Extracted records
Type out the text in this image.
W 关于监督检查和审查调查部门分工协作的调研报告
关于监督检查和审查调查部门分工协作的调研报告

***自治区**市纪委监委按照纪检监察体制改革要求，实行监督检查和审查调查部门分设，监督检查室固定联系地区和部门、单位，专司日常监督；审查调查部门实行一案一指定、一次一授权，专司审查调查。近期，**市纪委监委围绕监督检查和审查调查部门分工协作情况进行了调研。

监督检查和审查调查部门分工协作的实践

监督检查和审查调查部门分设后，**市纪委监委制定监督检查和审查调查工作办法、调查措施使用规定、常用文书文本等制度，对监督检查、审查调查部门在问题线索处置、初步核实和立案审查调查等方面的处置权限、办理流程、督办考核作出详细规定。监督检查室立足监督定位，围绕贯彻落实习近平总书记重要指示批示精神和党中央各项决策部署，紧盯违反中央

--

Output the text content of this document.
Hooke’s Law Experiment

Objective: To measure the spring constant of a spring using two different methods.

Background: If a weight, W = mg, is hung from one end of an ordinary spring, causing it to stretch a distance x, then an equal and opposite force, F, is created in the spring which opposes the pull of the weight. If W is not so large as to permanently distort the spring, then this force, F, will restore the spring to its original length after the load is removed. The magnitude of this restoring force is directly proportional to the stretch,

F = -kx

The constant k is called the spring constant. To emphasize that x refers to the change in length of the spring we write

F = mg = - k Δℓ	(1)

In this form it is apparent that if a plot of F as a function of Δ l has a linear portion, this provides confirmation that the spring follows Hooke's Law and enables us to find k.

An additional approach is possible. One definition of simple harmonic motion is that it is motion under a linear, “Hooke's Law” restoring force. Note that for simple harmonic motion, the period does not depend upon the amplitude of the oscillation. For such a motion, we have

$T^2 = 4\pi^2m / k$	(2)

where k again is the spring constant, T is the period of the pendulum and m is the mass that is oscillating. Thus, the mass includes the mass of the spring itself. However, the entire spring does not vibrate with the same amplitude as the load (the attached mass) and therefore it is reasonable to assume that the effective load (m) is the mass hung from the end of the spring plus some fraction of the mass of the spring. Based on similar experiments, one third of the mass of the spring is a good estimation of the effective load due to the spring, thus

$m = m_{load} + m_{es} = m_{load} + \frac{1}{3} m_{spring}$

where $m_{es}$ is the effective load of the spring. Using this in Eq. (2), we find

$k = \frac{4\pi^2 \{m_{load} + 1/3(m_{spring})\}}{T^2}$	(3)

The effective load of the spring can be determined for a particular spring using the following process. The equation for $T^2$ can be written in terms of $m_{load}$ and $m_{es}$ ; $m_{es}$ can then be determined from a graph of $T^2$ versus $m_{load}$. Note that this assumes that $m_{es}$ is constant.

Do this:
Within the data above, pick out all lines holding the word "Hooke".

Response to the exercise:
Hooke’s Law Experiment
In this form it is apparent that if a plot of F as a function of Δ l has a linear portion, this provides confirmation that the spring follows Hooke's Law and enables us to find k.
An additional approach is possible. One definition of simple harmonic motion is that it is motion under a linear, “Hooke's Law” restoring force. Note that for simple harmonic motion, the period does not depend upon the amplitude of the oscillation. For such a motion, we have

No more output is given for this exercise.